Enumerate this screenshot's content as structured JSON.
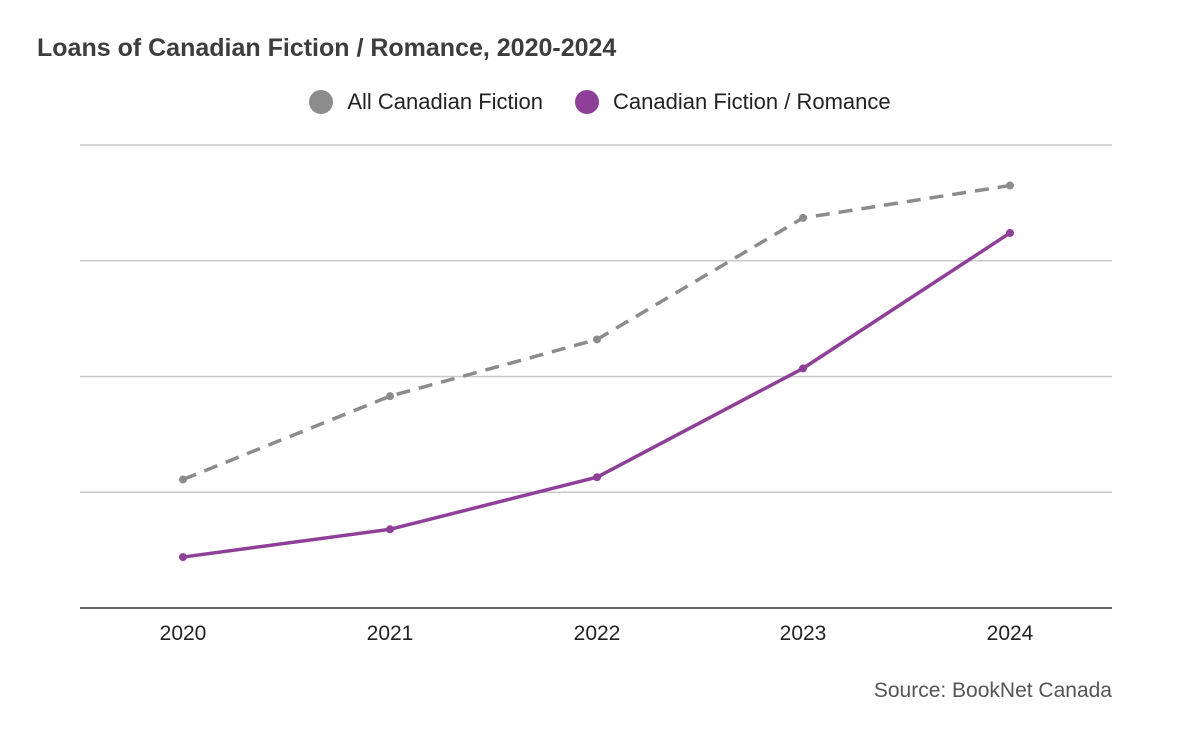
{
  "chart_data": {
    "type": "line",
    "title": "Loans of Canadian Fiction / Romance, 2020-2024",
    "xlabel": "",
    "ylabel": "",
    "categories": [
      "2020",
      "2021",
      "2022",
      "2023",
      "2024"
    ],
    "ylim": [
      0,
      4
    ],
    "grid": true,
    "legend_position": "top-center",
    "series": [
      {
        "name": "All Canadian Fiction",
        "color": "#8c8c8c",
        "dash": "dashed",
        "values": [
          1.11,
          1.83,
          2.32,
          3.37,
          3.65
        ]
      },
      {
        "name": "Canadian Fiction / Romance",
        "color": "#8e3f97",
        "dash": "solid",
        "values": [
          0.44,
          0.68,
          1.13,
          2.07,
          3.24
        ]
      }
    ],
    "source": "Source: BookNet Canada"
  }
}
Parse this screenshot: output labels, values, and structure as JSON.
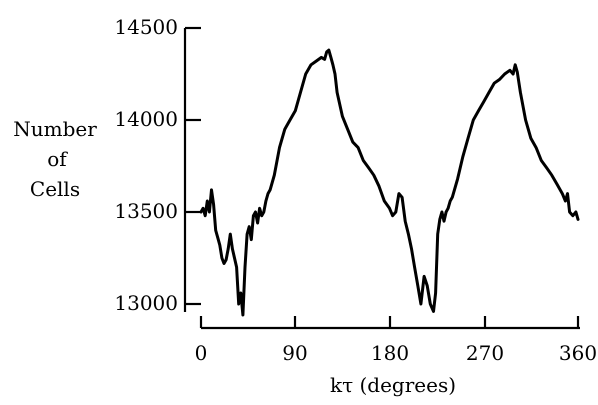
{
  "chart_data": {
    "type": "line",
    "title": "",
    "xlabel": "kτ (degrees)",
    "ylabel": [
      "Number",
      "of",
      "Cells"
    ],
    "xlim": [
      0,
      360
    ],
    "ylim": [
      13000,
      14500
    ],
    "xticks": [
      "0",
      "90",
      "180",
      "270",
      "360"
    ],
    "xtick_values": [
      0,
      90,
      180,
      270,
      360
    ],
    "yticks": [
      "14500",
      "14000",
      "13500",
      "13000"
    ],
    "ytick_values": [
      14500,
      14000,
      13500,
      13000
    ],
    "grid": false,
    "line_color": "#000000",
    "series": [
      {
        "x": [
          0,
          2,
          4,
          6,
          8,
          10,
          12,
          14,
          16,
          18,
          20,
          22,
          24,
          26,
          28,
          30,
          32,
          34,
          36,
          38,
          40,
          42,
          44,
          46,
          48,
          50,
          52,
          54,
          56,
          58,
          60,
          62,
          64,
          66,
          68,
          70,
          75,
          80,
          85,
          90,
          95,
          100,
          105,
          110,
          115,
          118,
          120,
          122,
          124,
          126,
          128,
          130,
          135,
          140,
          145,
          150,
          155,
          160,
          165,
          170,
          175,
          180,
          183,
          186,
          189,
          192,
          195,
          198,
          201,
          204,
          207,
          210,
          213,
          216,
          219,
          222,
          224,
          226,
          228,
          230,
          232,
          234,
          236,
          238,
          240,
          245,
          250,
          255,
          260,
          265,
          270,
          275,
          280,
          285,
          290,
          295,
          298,
          300,
          302,
          305,
          310,
          315,
          320,
          325,
          330,
          335,
          340,
          345,
          348,
          350,
          352,
          355,
          358,
          360
        ],
        "y": [
          13500,
          13520,
          13480,
          13560,
          13500,
          13620,
          13540,
          13400,
          13360,
          13320,
          13250,
          13220,
          13240,
          13300,
          13380,
          13300,
          13250,
          13200,
          13000,
          13060,
          12940,
          13200,
          13380,
          13420,
          13350,
          13480,
          13500,
          13440,
          13520,
          13480,
          13500,
          13560,
          13600,
          13620,
          13660,
          13700,
          13850,
          13950,
          14000,
          14050,
          14150,
          14250,
          14300,
          14320,
          14340,
          14330,
          14370,
          14380,
          14340,
          14300,
          14250,
          14150,
          14020,
          13950,
          13880,
          13850,
          13780,
          13740,
          13700,
          13640,
          13560,
          13520,
          13480,
          13500,
          13600,
          13580,
          13450,
          13380,
          13300,
          13200,
          13100,
          13000,
          13150,
          13100,
          13000,
          12960,
          13060,
          13380,
          13460,
          13500,
          13450,
          13500,
          13520,
          13560,
          13580,
          13680,
          13800,
          13900,
          14000,
          14050,
          14100,
          14150,
          14200,
          14220,
          14250,
          14270,
          14250,
          14300,
          14260,
          14150,
          14000,
          13900,
          13850,
          13780,
          13740,
          13700,
          13650,
          13600,
          13560,
          13600,
          13500,
          13480,
          13500,
          13460
        ]
      }
    ]
  }
}
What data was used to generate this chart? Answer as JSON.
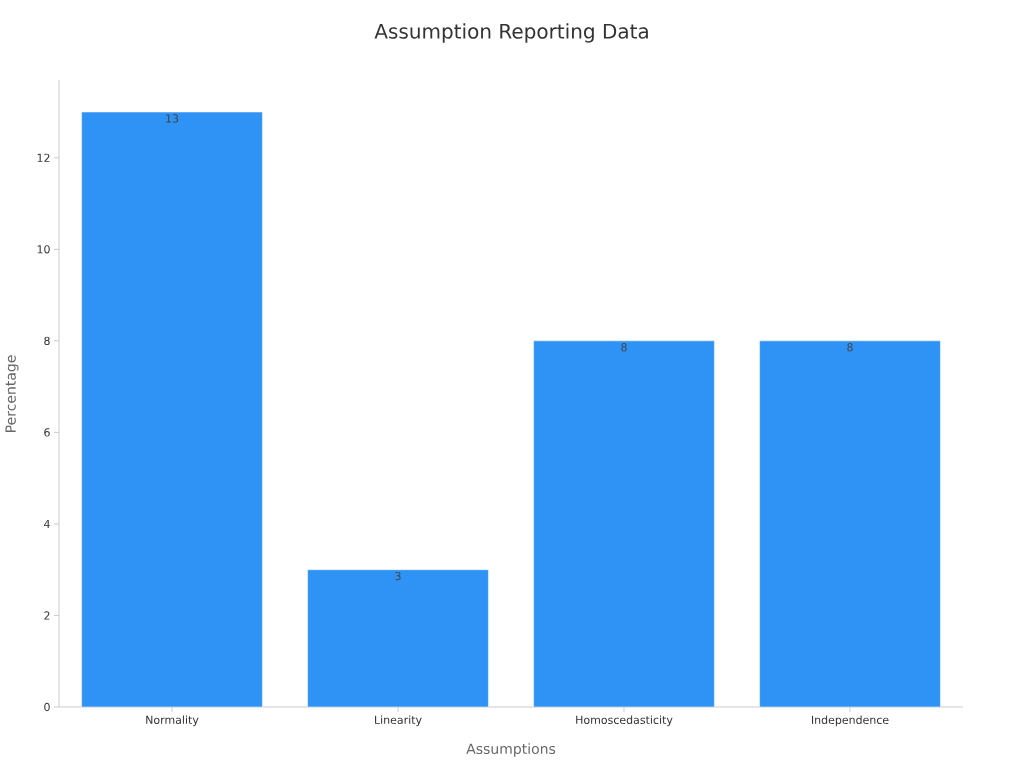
{
  "chart_data": {
    "type": "bar",
    "title": "Assumption Reporting Data",
    "xlabel": "Assumptions",
    "ylabel": "Percentage",
    "categories": [
      "Normality",
      "Linearity",
      "Homoscedasticity",
      "Independence"
    ],
    "values": [
      13,
      3,
      8,
      8
    ],
    "color": "#2e93f5",
    "data_labels": true,
    "ylim": [
      0,
      13.7
    ],
    "yticks": [
      0,
      2,
      4,
      6,
      8,
      10,
      12
    ],
    "grid": false
  }
}
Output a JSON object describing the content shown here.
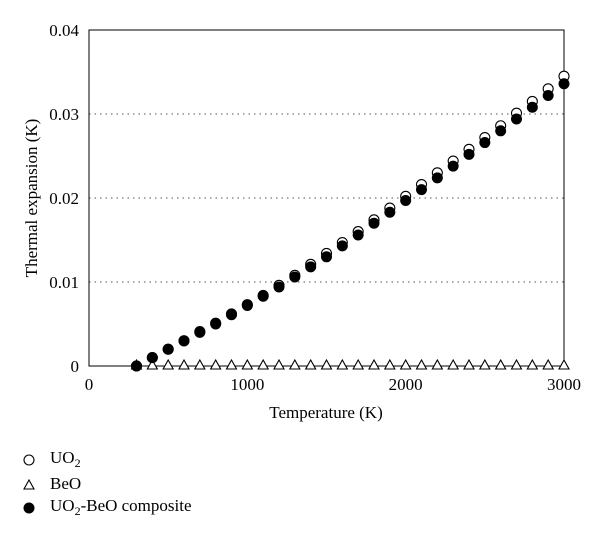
{
  "chart_data": {
    "type": "scatter",
    "title": "",
    "xlabel": "Temperature (K)",
    "ylabel": "Thermal expansion (K)",
    "xlim": [
      0,
      3000
    ],
    "ylim": [
      0,
      0.04
    ],
    "x_ticks": [
      0,
      1000,
      2000,
      3000
    ],
    "y_ticks": [
      0,
      0.01,
      0.02,
      0.03,
      0.04
    ],
    "x_tick_labels": [
      "0",
      "1000",
      "2000",
      "3000"
    ],
    "y_tick_labels": [
      "0",
      "0.01",
      "0.02",
      "0.03",
      "0.04"
    ],
    "grid": "horizontal dotted",
    "legend_position": "bottom-left, below plot",
    "x": [
      300,
      400,
      500,
      600,
      700,
      800,
      900,
      1000,
      1100,
      1200,
      1300,
      1400,
      1500,
      1600,
      1700,
      1800,
      1900,
      2000,
      2100,
      2200,
      2300,
      2400,
      2500,
      2600,
      2700,
      2800,
      2900,
      3000
    ],
    "series": [
      {
        "name_parts": [
          "UO",
          "2",
          ""
        ],
        "marker": "open-circle",
        "values": [
          0.0,
          0.001,
          0.002,
          0.003,
          0.0041,
          0.0051,
          0.0062,
          0.0073,
          0.0084,
          0.0096,
          0.0108,
          0.0121,
          0.0134,
          0.0147,
          0.016,
          0.0174,
          0.0188,
          0.0202,
          0.0216,
          0.023,
          0.0244,
          0.0258,
          0.0272,
          0.0286,
          0.0301,
          0.0315,
          0.033,
          0.0345
        ]
      },
      {
        "name_parts": [
          "BeO",
          "",
          ""
        ],
        "marker": "open-triangle",
        "values": [
          0.0,
          0.0,
          0.0,
          0.0,
          0.0,
          0.0,
          0.0,
          0.0,
          0.0,
          0.0,
          0.0,
          0.0,
          0.0,
          0.0,
          0.0,
          0.0,
          0.0,
          0.0,
          0.0,
          0.0,
          0.0,
          0.0,
          0.0,
          0.0,
          0.0,
          0.0,
          0.0,
          0.0
        ]
      },
      {
        "name_parts": [
          "UO",
          "2",
          "-BeO composite"
        ],
        "marker": "filled-circle",
        "values": [
          0.0,
          0.001,
          0.002,
          0.003,
          0.004,
          0.005,
          0.0061,
          0.0072,
          0.0083,
          0.0094,
          0.0106,
          0.0118,
          0.013,
          0.0143,
          0.0156,
          0.017,
          0.0183,
          0.0197,
          0.021,
          0.0224,
          0.0238,
          0.0252,
          0.0266,
          0.028,
          0.0294,
          0.0308,
          0.0322,
          0.0336
        ]
      }
    ]
  },
  "colors": {
    "marker": "#000000",
    "grid": "#555555",
    "axis": "#000000"
  }
}
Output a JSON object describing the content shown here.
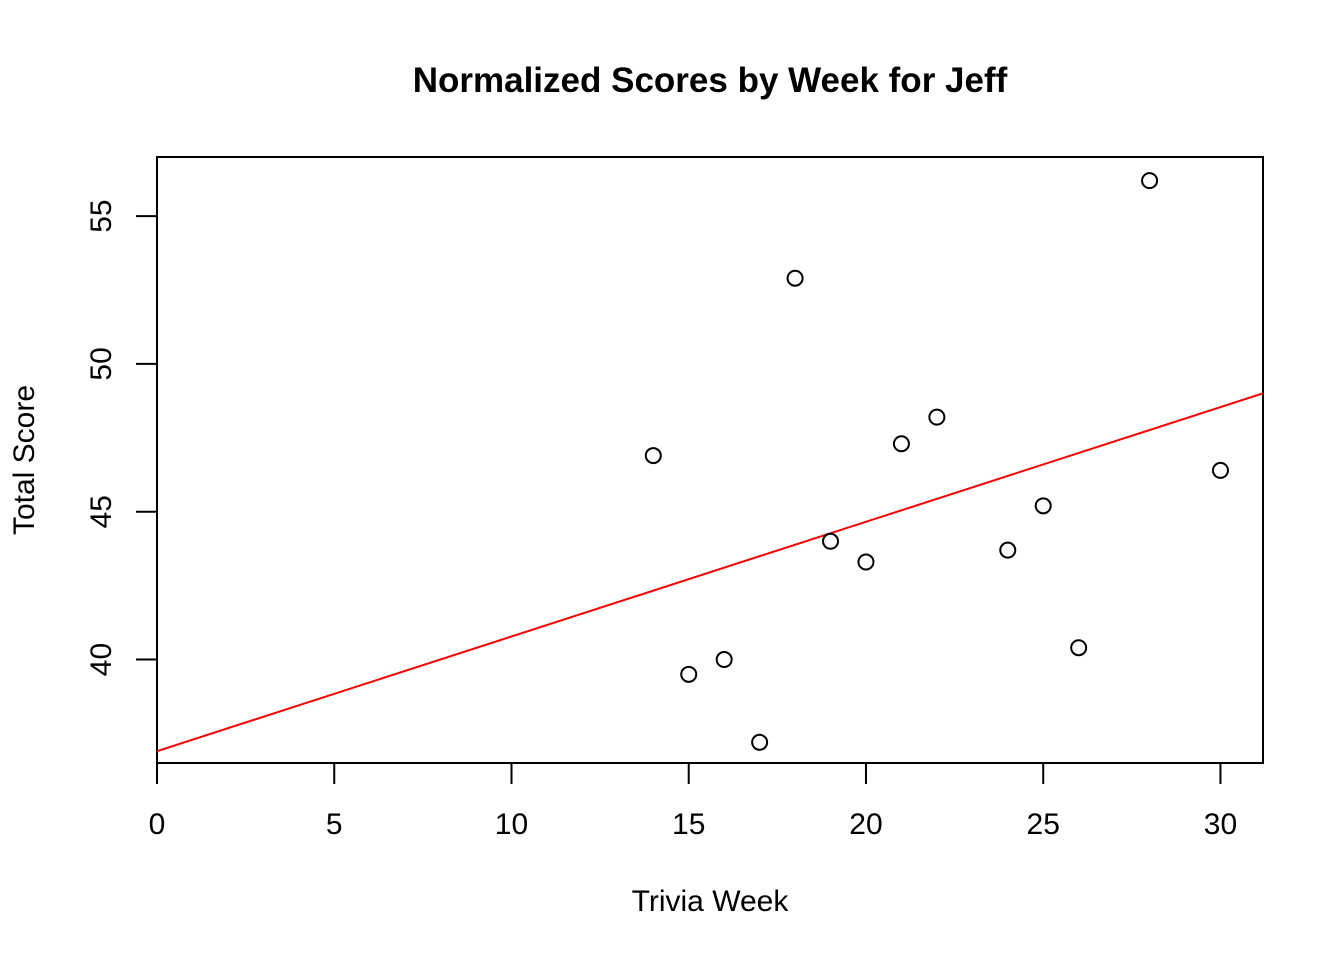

────

== EXERCISE BRIEF ==
Report all lines of the material that contain the word "xlabel".

== TASK RESULT ==
    "xlabel": "",
    "xlabel": "kτ (degrees)",
    "xlabel": "Assumptions",
    "xlabel": "Temperature (K)",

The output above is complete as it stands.